> 作業内容:
1. ブログ記事の「今年も年初から」で始まる段落を、主な事実を残して箇条書きで短くまとめる。
2. ブログ記事から、「年々、新春を迎えたという季節」を含む語句で始め、「新年早々、かなり疲労ぎみだ。」の後で終わる部分を一字も変えずに書き出す。

##### 本文 #####

時空を超えて Beyond Time and Space

人生の断片から Fragmentary Notes in My Life 
   桑原靖夫のブログ

新春、天を仰いでいます

2011年01月06日 | 労働の新次元



  年々、新春を迎えたという季節感や新鮮さが薄れている。年末に行きつけの理髪店の店主が、このごろは一年中同じようなものですと話していたが、実際そうなのだろう。大都市のデパートなどは、以前は形だけの仕事始めであった
12日から実質営業をしている。それどころか、某店の新春福袋セールには20万人近い人出があると聞いて、改めて仰天した。ちなみに私はこの種の現場?には近づいたことすらない(笑)。

 

 今年も年初から、職がなく求職活動をしている人々の復職を支援する事業をお手伝いすることになった。昨年初めから、毎月およそ250人から300人近い人々の求職活動(就活)の一部にかかわってきた。新しい熟練の習得の可能性、プランの設計の仕方、労働市場の状況などについて、いわば側面からの支援である。最初は、ほとんどボランティアのつもりであった。しかし、その実態に接している間に、さまざまな予想を超える現実に直面し、新年早々、かなり疲労ぎみだ。

##### 提供資料 #####

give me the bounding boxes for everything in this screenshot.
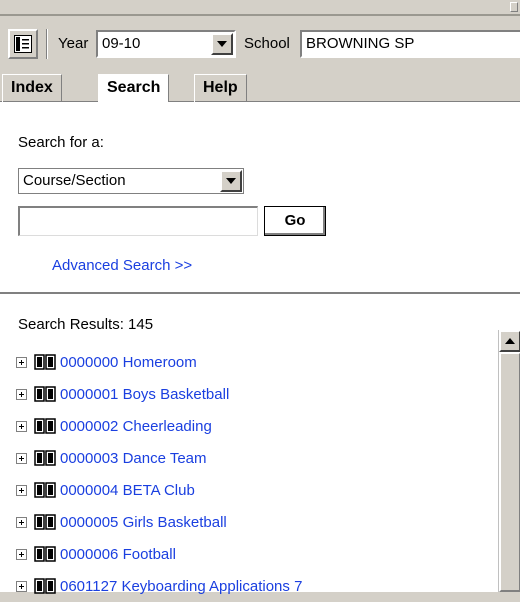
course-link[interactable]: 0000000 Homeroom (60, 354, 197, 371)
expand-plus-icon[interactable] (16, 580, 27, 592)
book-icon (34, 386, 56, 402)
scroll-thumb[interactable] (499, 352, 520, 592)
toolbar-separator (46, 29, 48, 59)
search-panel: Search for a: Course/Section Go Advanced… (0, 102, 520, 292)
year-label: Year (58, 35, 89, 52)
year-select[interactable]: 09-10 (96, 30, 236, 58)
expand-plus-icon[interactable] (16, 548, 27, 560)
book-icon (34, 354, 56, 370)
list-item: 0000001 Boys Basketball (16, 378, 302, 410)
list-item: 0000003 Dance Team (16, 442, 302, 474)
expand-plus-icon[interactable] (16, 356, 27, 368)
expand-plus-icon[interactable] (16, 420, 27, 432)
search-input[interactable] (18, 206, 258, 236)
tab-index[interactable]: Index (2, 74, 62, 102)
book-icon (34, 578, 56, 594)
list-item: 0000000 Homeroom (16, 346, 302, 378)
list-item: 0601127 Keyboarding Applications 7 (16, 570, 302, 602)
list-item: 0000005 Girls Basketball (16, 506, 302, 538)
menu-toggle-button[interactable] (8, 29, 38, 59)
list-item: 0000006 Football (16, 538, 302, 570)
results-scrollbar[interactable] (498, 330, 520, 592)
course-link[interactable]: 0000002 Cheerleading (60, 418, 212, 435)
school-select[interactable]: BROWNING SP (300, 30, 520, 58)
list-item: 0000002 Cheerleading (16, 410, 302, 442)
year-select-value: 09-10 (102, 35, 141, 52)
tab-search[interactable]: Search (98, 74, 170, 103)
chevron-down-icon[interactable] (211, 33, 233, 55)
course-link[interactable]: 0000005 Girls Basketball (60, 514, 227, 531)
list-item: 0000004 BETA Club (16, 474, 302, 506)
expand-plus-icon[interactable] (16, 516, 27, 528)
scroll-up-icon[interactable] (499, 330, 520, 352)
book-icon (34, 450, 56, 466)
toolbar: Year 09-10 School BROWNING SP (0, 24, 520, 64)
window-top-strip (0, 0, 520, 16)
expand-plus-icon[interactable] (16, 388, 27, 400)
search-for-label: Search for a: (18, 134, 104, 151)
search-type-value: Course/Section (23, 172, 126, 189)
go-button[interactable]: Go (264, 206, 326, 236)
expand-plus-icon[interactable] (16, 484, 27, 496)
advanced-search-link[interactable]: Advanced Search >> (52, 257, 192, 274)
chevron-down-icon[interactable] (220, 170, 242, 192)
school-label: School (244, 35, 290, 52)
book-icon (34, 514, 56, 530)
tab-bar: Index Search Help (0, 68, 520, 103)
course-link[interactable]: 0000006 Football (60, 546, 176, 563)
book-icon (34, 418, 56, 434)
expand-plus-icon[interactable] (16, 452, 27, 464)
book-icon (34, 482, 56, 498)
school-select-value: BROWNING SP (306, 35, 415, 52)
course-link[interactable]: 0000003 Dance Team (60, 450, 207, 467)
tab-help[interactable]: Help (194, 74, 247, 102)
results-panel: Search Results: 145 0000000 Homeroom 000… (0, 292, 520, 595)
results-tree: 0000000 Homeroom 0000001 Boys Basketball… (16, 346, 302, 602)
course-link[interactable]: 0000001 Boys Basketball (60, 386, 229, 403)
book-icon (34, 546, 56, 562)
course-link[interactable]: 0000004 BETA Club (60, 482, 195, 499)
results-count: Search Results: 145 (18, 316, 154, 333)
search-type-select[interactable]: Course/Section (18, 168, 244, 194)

#####

> 結果:
1.
- 今年も年初から、職がなく求職活動をしている人々の復職を支援する事業を手伝う。
- 昨年初めから、毎月およそ250人から300人近い人々の就活の一部にかかわってきた。
- 支援は、新しい熟練の習得の可能性、プランの設計の仕方、労働市場の状況などについての側面からのもの。
- 当初はほとんどボランティアのつもりだったが、予想を超える現実に直面し、新年早々かなり疲労ぎみ。

2.
年々、新春を迎えたという季節感や新鮮さが薄れている。年末に行きつけの理髪店の店主が、このごろは一年中同じようなものですと話していたが、実際そうなのだろう。大都市のデパートなどは、以前は形だけの仕事始めであった
12日から実質営業をしている。それどころか、某店の新春福袋セールには20万人近い人出があると聞いて、改めて仰天した。ちなみに私はこの種の現場?には近づいたことすらない(笑)。

 

 今年も年初から、職がなく求職活動をしている人々の復職を支援する事業をお手伝いすることになった。昨年初めから、毎月およそ250人から300人近い人々の求職活動(就活)の一部にかかわってきた。新しい熟練の習得の可能性、プランの設計の仕方、労働市場の状況などについて、いわば側面からの支援である。最初は、ほとんどボランティアのつもりであった。しかし、その実態に接している間に、さまざまな予想を超える現実に直面し、新年早々、かなり疲労ぎみだ。